### Directive
Below are records; state how many of their lines hold the word "name", and give only the figure.

(Entries with figure data)
========

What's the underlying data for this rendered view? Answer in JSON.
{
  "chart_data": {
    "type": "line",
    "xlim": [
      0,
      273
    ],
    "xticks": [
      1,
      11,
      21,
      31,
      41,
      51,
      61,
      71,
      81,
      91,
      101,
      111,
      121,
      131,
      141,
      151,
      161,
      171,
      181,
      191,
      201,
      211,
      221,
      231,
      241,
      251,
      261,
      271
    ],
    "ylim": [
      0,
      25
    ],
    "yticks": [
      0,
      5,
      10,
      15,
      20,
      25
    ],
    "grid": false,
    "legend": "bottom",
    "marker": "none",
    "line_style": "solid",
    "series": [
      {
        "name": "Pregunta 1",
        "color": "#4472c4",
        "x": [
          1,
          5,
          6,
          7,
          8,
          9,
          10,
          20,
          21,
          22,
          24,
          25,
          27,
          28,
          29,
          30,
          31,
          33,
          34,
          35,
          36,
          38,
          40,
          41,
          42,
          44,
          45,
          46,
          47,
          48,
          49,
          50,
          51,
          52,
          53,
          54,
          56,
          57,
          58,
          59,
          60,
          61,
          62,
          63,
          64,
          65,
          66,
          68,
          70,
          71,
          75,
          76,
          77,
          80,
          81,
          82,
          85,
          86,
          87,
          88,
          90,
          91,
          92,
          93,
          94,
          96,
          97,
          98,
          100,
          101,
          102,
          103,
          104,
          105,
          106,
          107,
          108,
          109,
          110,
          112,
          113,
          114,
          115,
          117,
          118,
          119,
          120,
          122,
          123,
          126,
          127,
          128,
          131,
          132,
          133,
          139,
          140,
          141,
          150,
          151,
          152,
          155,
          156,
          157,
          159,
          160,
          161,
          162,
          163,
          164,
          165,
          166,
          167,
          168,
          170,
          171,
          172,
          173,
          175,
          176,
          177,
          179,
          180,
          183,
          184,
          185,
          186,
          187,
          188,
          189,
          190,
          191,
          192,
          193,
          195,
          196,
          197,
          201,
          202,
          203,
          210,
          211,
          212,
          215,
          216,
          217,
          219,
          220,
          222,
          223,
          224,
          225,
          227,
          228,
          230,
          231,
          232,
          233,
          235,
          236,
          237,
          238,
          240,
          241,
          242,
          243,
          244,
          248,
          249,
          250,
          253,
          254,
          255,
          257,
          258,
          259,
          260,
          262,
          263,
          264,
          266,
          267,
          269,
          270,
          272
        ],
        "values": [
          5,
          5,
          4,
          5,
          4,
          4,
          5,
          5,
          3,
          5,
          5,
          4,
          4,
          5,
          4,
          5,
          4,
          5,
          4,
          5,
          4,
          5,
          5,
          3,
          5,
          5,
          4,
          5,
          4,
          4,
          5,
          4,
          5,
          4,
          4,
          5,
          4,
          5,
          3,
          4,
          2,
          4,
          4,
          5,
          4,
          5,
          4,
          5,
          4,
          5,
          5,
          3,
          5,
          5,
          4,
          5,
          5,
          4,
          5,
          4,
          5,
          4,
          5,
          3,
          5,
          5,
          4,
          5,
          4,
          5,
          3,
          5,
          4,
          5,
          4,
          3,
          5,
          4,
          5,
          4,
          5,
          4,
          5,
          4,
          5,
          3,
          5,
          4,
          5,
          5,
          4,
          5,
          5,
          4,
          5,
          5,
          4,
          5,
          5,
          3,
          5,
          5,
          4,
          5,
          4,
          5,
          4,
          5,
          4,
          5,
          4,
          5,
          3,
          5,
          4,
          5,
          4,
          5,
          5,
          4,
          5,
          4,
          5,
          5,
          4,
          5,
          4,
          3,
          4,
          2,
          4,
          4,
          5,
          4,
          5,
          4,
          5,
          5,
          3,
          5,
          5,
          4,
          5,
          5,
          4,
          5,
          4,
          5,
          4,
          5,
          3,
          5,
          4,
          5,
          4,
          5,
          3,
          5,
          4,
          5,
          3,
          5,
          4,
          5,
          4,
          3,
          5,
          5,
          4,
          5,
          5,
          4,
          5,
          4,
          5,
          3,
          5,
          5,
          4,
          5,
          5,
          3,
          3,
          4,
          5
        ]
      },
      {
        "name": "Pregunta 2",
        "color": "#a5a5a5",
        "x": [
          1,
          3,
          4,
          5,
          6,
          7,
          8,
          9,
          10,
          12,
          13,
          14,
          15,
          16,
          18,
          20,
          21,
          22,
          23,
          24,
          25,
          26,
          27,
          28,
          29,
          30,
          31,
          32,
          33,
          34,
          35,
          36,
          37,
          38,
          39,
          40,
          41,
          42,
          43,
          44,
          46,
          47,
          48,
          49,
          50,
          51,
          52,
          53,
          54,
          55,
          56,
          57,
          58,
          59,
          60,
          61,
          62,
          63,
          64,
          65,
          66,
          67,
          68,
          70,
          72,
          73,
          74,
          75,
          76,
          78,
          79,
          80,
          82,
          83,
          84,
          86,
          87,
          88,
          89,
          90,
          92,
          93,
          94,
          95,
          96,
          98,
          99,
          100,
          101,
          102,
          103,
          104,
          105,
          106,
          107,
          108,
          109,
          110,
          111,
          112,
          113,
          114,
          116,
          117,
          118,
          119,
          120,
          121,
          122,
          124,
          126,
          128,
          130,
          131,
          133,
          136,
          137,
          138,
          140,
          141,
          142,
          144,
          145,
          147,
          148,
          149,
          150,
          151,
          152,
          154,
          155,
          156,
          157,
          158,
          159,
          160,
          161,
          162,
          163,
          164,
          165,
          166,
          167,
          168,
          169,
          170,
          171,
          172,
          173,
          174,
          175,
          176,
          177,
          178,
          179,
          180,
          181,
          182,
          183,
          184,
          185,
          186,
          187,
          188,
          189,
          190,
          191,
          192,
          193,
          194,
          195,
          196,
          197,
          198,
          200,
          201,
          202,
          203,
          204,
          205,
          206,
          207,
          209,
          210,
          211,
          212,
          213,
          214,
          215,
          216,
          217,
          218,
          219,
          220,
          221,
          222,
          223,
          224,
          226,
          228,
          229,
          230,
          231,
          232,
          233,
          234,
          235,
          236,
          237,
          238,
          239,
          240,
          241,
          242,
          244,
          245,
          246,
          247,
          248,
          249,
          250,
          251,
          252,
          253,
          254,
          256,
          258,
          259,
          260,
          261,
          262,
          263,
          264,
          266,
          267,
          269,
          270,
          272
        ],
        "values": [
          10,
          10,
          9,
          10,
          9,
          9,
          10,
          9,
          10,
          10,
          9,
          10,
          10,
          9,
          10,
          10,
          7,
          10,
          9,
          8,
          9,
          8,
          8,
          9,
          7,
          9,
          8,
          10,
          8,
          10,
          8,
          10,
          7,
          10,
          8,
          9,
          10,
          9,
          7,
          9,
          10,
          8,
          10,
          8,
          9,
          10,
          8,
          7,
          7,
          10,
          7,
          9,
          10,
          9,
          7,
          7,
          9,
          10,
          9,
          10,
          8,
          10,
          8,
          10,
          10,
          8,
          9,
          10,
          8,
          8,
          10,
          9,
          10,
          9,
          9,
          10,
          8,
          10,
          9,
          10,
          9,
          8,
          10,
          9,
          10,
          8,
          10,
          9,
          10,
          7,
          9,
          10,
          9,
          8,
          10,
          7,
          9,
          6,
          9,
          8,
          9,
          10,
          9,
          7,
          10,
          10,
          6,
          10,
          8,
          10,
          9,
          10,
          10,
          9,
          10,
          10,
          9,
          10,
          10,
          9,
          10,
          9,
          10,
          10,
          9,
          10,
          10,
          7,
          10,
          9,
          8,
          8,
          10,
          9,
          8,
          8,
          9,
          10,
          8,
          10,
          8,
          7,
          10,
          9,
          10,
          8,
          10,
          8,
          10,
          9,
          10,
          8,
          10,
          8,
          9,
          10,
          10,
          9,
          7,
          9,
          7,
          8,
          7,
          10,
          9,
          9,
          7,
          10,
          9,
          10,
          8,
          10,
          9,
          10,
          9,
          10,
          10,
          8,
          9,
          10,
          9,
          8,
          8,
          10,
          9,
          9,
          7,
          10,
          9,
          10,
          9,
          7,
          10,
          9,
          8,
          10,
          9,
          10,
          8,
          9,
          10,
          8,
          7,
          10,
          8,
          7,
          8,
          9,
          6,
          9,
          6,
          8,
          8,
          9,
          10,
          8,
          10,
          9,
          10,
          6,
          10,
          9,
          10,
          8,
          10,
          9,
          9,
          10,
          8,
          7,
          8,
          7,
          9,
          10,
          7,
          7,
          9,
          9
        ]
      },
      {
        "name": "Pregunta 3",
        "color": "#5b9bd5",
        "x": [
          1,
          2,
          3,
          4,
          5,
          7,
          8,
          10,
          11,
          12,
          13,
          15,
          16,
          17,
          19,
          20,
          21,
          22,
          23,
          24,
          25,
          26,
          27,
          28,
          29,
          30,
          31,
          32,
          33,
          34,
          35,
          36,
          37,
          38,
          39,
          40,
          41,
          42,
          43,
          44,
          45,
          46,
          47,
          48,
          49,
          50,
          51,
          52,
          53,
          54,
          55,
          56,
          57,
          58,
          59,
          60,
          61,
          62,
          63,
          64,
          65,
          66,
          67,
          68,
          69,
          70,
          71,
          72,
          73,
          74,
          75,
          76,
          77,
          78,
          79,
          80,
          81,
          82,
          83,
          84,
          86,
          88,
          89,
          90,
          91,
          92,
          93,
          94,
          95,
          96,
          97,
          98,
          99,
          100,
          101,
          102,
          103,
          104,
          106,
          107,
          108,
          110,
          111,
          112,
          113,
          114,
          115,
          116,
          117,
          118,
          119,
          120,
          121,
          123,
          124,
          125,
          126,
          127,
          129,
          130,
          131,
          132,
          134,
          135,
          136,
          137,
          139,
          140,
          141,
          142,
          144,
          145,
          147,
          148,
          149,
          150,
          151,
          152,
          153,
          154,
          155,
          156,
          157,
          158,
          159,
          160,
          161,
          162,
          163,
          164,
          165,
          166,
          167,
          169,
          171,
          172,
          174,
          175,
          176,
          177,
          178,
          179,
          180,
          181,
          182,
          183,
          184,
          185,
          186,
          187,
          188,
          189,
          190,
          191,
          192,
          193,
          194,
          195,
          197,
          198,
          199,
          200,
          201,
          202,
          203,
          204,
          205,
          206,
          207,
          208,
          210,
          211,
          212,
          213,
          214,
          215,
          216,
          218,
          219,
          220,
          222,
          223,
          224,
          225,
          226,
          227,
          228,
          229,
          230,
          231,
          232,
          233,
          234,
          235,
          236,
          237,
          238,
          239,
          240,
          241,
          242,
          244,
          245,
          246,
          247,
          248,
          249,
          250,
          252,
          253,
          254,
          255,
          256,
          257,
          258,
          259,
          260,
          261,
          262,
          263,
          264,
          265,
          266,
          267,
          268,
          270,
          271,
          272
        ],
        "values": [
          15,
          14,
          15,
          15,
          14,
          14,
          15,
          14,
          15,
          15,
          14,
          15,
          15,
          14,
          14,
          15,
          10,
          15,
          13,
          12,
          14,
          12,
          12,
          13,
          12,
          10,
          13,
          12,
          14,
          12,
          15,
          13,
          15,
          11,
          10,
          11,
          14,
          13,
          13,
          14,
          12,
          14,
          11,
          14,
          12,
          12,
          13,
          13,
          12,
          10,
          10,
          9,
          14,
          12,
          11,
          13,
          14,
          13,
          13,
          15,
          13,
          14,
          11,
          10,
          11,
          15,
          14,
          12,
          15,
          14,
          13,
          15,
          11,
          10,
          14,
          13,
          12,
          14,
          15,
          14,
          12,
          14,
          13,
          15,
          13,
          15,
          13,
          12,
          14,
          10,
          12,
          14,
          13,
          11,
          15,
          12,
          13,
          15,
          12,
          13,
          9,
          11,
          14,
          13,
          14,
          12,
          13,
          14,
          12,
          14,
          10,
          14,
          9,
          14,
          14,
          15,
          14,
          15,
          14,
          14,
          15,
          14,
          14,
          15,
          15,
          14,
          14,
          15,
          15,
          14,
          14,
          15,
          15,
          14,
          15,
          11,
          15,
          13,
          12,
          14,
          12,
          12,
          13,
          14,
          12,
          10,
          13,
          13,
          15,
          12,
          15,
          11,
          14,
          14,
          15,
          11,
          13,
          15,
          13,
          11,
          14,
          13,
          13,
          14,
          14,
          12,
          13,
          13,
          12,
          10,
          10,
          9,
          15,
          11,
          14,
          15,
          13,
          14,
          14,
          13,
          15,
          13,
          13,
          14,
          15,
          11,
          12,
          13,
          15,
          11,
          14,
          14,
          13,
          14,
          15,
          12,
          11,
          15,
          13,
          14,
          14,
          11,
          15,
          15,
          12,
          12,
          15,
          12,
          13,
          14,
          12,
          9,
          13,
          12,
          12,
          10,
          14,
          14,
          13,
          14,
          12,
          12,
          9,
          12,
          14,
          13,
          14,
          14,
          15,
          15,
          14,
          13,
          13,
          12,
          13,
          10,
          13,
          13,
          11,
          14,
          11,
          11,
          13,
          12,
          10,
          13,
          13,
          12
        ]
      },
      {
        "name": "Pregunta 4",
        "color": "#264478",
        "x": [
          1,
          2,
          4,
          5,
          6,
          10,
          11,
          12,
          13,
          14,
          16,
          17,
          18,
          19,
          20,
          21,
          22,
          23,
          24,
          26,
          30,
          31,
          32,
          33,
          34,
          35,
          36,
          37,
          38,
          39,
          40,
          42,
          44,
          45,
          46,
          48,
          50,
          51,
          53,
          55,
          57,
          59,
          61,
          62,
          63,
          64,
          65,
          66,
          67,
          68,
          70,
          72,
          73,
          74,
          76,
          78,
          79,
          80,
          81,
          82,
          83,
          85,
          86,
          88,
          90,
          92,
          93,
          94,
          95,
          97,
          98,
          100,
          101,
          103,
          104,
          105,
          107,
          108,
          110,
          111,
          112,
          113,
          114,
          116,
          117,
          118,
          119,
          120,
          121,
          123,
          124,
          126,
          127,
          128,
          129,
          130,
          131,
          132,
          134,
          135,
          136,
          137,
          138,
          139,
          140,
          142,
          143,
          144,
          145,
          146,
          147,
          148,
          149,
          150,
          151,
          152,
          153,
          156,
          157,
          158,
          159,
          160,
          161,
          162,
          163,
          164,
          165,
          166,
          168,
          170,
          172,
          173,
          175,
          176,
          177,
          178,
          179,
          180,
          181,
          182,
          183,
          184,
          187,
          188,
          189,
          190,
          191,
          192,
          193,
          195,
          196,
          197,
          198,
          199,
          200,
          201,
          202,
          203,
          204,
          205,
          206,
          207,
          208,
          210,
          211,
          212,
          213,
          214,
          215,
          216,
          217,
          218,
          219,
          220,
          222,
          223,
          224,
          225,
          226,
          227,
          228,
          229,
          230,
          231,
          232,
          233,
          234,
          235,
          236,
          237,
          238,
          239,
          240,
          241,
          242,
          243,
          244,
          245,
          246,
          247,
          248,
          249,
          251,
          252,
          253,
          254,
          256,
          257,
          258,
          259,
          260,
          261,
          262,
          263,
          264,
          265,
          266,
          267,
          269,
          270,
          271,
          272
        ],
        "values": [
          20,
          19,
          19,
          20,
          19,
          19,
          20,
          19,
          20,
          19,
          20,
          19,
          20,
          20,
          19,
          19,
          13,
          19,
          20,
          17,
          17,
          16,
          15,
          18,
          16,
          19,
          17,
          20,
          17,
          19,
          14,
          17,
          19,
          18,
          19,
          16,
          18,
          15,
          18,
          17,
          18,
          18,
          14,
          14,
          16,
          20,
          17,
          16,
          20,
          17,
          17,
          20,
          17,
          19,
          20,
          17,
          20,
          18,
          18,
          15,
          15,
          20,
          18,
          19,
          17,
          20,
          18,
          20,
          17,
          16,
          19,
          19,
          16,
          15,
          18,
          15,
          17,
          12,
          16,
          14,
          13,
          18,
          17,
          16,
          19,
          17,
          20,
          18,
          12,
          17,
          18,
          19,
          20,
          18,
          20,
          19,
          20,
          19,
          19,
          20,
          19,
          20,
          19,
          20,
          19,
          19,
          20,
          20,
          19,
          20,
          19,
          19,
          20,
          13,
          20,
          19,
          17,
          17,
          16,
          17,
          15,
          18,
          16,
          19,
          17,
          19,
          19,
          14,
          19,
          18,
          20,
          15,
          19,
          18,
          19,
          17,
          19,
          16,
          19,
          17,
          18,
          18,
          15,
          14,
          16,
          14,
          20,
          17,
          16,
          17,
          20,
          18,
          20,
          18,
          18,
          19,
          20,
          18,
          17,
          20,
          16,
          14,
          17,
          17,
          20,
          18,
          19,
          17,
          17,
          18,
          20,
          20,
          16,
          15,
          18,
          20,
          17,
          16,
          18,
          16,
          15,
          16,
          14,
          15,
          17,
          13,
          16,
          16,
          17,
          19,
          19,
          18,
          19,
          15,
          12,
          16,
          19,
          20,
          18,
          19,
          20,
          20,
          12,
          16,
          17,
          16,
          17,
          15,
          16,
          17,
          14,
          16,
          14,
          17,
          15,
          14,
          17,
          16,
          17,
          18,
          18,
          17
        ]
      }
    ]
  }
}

========

### Output below
4